• **Set problem**:
Copy everything in the data below exactly except the pictures.

• **Dataset records**:

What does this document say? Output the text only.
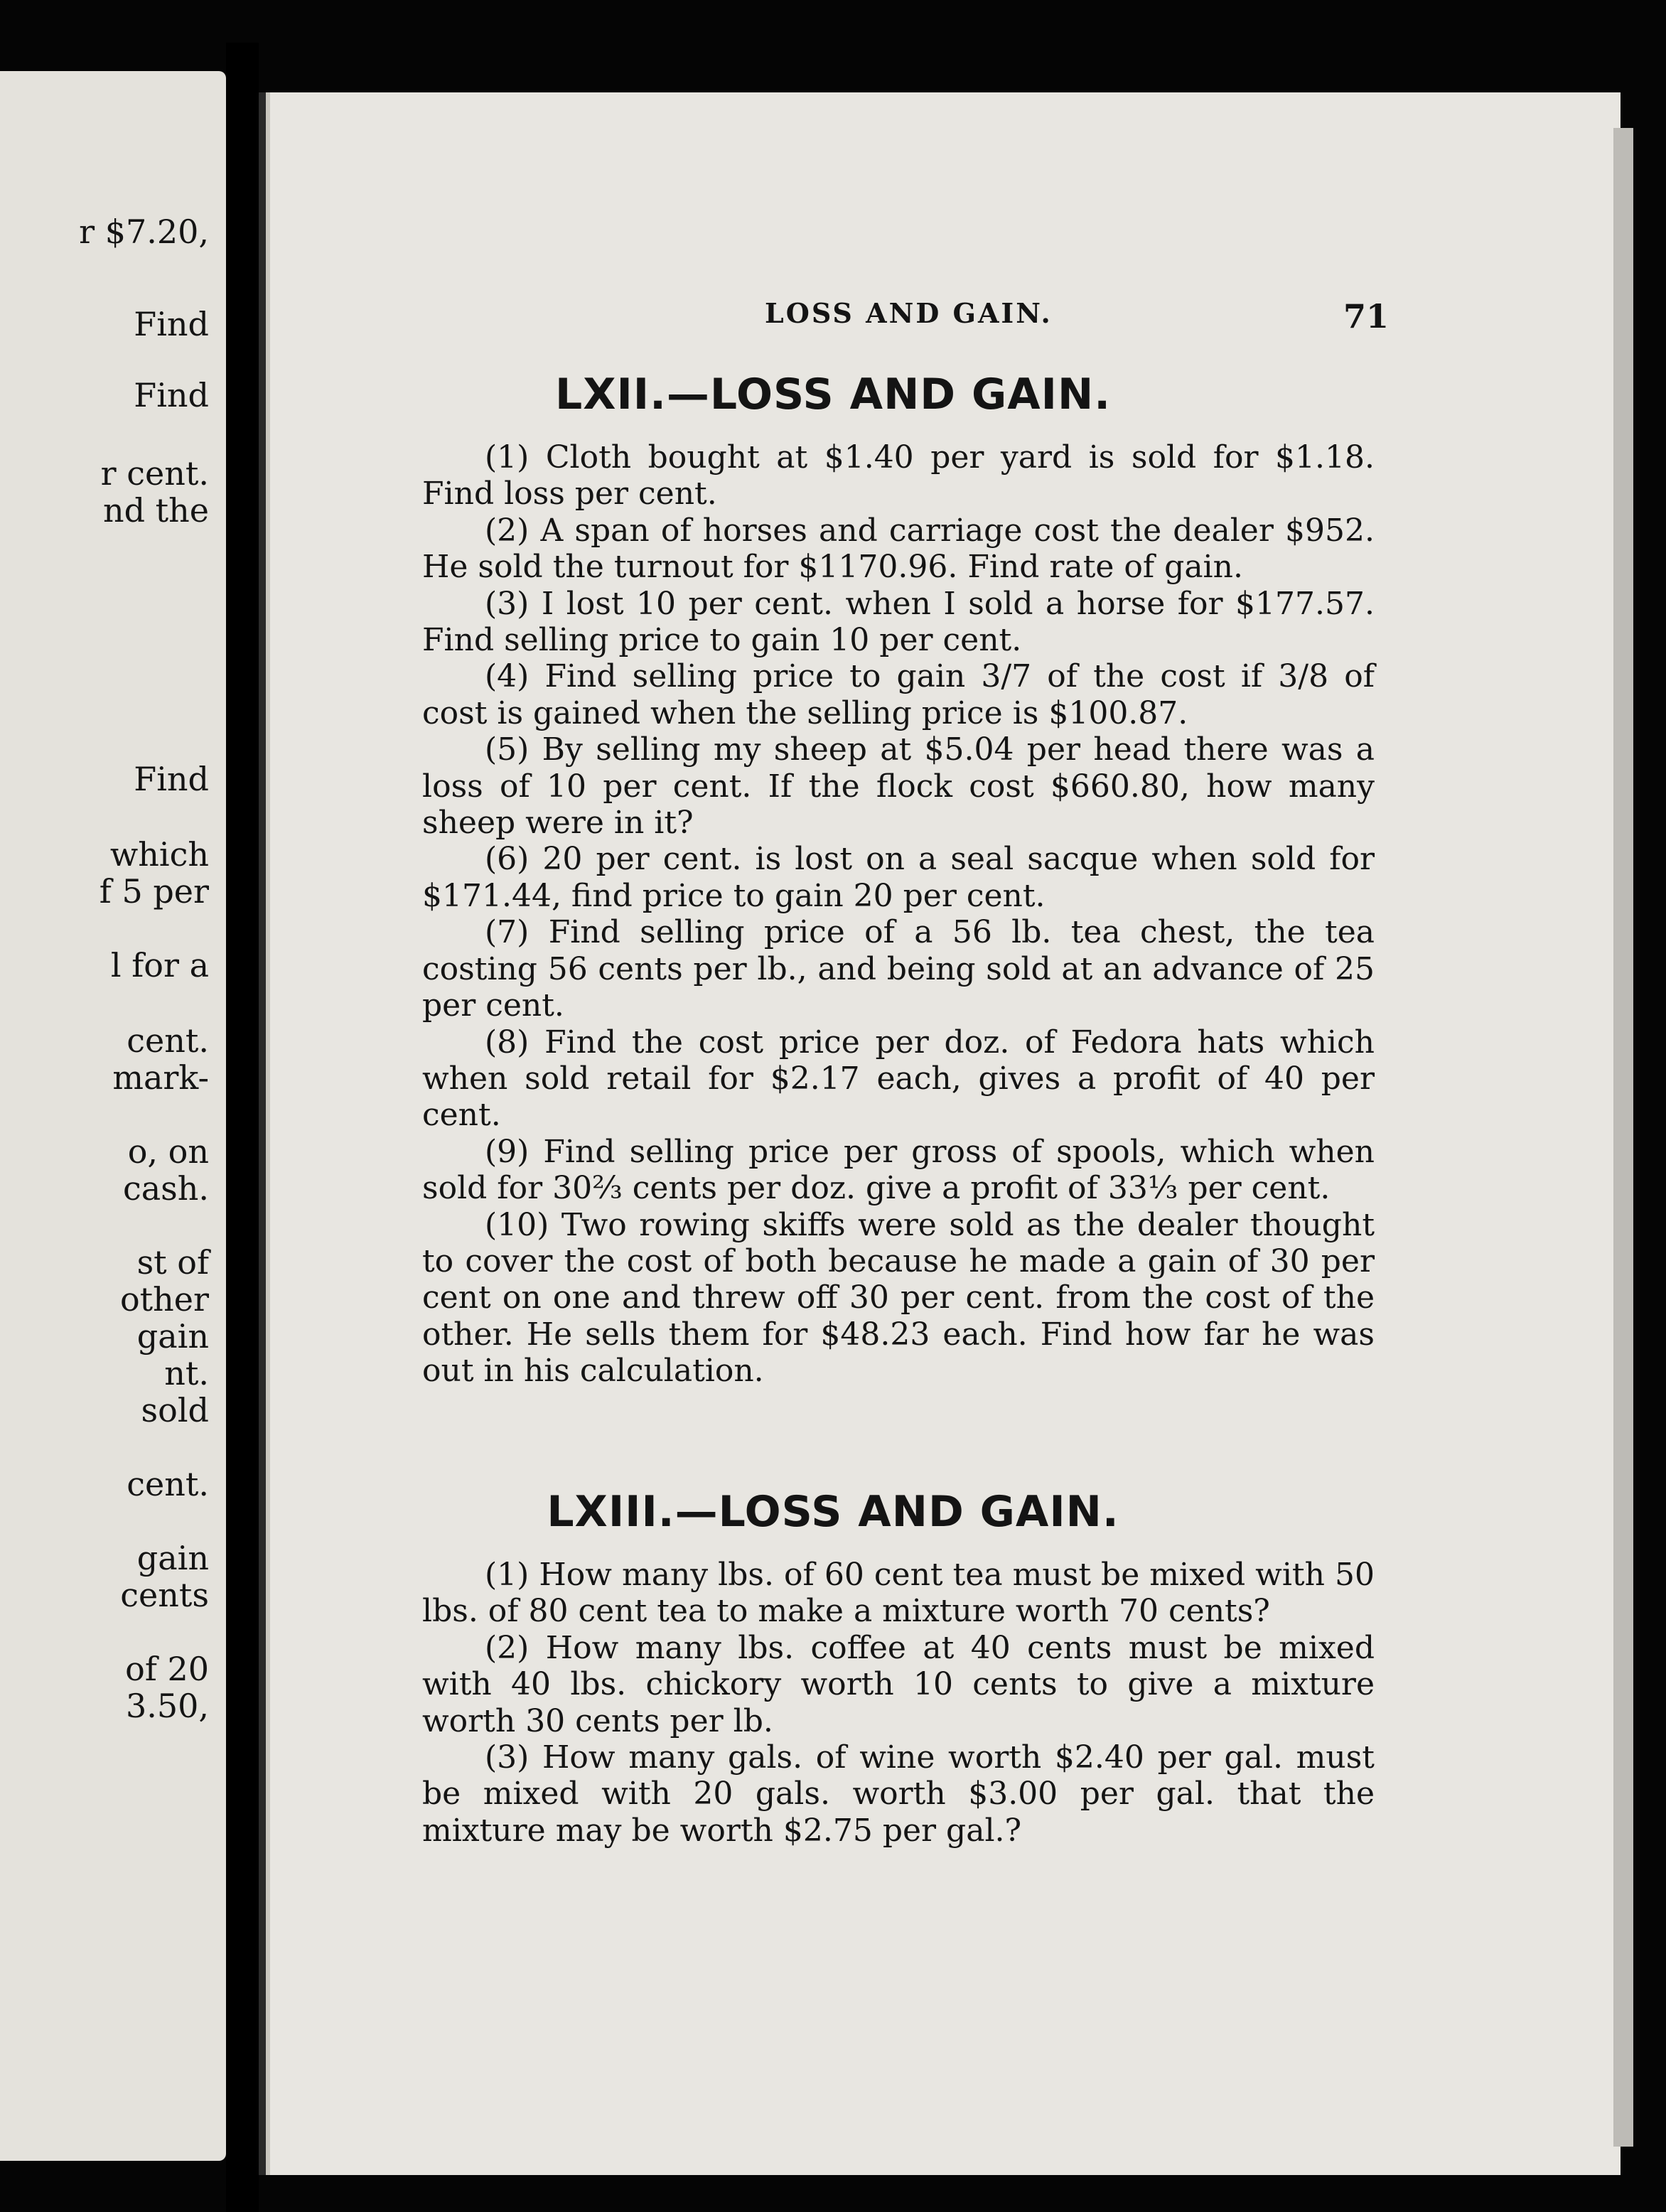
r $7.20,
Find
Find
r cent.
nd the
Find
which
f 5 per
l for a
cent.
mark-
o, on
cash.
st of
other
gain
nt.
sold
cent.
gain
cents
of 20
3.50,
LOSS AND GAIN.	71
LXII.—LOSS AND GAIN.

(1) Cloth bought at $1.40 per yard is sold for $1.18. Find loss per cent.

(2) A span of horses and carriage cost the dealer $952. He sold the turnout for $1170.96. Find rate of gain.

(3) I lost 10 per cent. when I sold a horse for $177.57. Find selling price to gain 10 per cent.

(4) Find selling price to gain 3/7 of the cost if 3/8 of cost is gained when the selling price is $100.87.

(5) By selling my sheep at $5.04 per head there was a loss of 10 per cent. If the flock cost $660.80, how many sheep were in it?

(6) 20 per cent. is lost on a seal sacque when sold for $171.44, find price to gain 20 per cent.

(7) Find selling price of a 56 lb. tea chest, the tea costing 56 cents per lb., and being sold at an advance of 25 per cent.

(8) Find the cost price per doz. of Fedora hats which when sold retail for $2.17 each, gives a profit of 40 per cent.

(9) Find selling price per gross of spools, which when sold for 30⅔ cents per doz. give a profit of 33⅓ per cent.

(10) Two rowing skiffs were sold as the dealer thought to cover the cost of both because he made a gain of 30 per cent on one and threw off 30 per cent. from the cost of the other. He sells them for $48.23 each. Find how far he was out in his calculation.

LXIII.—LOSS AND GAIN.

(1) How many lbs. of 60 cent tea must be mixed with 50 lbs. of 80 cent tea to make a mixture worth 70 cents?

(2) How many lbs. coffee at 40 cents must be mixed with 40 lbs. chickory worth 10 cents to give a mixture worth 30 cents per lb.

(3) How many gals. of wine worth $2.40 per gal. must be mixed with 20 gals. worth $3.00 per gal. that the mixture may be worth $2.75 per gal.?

• **Final answer**:
What does this document say? Output the text only.
r $7.20,
Find
Find
r cent.
nd the
Find
which
f 5 per
l for a
cent.
mark-
o, on
cash.
st of
other
gain
nt.
sold
cent.
gain
cents
of 20
3.50,
LOSS AND GAIN.	71
LXII.—LOSS AND GAIN.

(1) Cloth bought at $1.40 per yard is sold for $1.18. Find loss per cent.

(2) A span of horses and carriage cost the dealer $952. He sold the turnout for $1170.96. Find rate of gain.

(3) I lost 10 per cent. when I sold a horse for $177.57. Find selling price to gain 10 per cent.

(4) Find selling price to gain 3/7 of the cost if 3/8 of cost is gained when the selling price is $100.87.

(5) By selling my sheep at $5.04 per head there was a loss of 10 per cent. If the flock cost $660.80, how many sheep were in it?

(6) 20 per cent. is lost on a seal sacque when sold for $171.44, find price to gain 20 per cent.

(7) Find selling price of a 56 lb. tea chest, the tea costing 56 cents per lb., and being sold at an advance of 25 per cent.

(8) Find the cost price per doz. of Fedora hats which when sold retail for $2.17 each, gives a profit of 40 per cent.

(9) Find selling price per gross of spools, which when sold for 30⅔ cents per doz. give a profit of 33⅓ per cent.

(10) Two rowing skiffs were sold as the dealer thought to cover the cost of both because he made a gain of 30 per cent on one and threw off 30 per cent. from the cost of the other. He sells them for $48.23 each. Find how far he was out in his calculation.

LXIII.—LOSS AND GAIN.

(1) How many lbs. of 60 cent tea must be mixed with 50 lbs. of 80 cent tea to make a mixture worth 70 cents?

(2) How many lbs. coffee at 40 cents must be mixed with 40 lbs. chickory worth 10 cents to give a mixture worth 30 cents per lb.

(3) How many gals. of wine worth $2.40 per gal. must be mixed with 20 gals. worth $3.00 per gal. that the mixture may be worth $2.75 per gal.?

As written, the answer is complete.